◆ WHAT THIS TASK INVOLVES: Only the number is wanted: count the lines that include the word "subtitle".

◆ MATERIAL SHOWN:
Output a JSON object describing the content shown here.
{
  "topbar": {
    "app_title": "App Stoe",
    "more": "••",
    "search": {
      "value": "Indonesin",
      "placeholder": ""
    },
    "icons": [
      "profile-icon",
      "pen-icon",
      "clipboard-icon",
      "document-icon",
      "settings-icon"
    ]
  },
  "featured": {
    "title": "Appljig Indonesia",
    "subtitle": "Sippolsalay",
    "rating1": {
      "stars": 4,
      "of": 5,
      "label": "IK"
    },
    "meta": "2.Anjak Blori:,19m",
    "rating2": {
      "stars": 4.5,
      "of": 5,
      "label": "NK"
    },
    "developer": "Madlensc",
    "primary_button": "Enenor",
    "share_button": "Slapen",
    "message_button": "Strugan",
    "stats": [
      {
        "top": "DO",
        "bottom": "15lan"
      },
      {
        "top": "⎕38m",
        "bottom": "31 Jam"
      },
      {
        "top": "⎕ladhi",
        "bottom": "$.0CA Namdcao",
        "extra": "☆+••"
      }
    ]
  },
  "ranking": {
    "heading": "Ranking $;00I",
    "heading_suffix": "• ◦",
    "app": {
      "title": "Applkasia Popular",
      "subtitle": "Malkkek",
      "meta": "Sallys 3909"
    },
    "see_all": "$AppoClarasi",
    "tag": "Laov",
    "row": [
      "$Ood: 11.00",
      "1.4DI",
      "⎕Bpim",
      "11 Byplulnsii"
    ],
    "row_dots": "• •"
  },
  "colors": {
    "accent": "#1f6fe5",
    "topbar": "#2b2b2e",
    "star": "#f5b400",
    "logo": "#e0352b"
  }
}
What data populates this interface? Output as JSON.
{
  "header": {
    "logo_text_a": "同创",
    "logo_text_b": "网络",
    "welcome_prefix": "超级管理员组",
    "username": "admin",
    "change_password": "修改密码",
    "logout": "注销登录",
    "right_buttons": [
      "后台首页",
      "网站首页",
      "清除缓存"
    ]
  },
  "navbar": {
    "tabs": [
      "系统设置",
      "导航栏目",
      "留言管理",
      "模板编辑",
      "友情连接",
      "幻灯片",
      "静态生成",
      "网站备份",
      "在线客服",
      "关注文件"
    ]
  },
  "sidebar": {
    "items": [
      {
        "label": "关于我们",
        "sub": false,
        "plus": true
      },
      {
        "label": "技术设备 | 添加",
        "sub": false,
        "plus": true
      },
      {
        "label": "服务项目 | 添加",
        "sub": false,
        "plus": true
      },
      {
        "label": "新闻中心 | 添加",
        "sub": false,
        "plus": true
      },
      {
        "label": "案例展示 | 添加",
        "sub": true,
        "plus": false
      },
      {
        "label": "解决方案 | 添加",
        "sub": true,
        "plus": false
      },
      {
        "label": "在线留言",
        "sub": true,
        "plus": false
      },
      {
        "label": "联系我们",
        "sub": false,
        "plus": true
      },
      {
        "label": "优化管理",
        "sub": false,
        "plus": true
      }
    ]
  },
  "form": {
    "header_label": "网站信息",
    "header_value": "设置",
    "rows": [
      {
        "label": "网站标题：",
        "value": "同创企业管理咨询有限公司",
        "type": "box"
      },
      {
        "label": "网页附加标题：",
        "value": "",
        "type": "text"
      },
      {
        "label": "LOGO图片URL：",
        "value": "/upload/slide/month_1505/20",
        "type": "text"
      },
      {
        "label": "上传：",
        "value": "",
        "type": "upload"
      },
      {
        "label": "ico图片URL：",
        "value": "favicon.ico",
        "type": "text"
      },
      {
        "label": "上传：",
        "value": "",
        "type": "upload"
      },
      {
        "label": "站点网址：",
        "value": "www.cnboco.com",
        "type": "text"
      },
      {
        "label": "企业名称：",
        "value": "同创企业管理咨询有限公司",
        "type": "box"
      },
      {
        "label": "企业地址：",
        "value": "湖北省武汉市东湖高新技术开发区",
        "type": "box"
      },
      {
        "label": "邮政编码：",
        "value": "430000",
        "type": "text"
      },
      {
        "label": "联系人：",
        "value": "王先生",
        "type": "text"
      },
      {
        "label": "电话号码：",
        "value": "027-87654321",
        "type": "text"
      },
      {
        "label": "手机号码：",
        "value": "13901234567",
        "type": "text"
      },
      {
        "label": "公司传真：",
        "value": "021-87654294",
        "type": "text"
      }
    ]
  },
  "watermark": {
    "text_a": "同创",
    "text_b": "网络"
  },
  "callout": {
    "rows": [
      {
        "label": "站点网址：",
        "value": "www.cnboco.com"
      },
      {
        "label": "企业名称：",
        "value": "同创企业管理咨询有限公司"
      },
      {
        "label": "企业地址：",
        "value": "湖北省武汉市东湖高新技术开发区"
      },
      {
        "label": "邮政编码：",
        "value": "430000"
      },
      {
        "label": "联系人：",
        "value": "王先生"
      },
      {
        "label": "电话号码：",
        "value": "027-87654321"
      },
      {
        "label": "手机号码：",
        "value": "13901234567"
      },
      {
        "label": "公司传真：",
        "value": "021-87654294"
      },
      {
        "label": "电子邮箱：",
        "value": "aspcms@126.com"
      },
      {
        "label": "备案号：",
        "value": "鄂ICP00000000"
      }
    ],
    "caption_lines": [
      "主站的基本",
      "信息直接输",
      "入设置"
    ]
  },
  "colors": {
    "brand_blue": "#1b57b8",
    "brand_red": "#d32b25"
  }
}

◆ EXERCISE RESULT: 2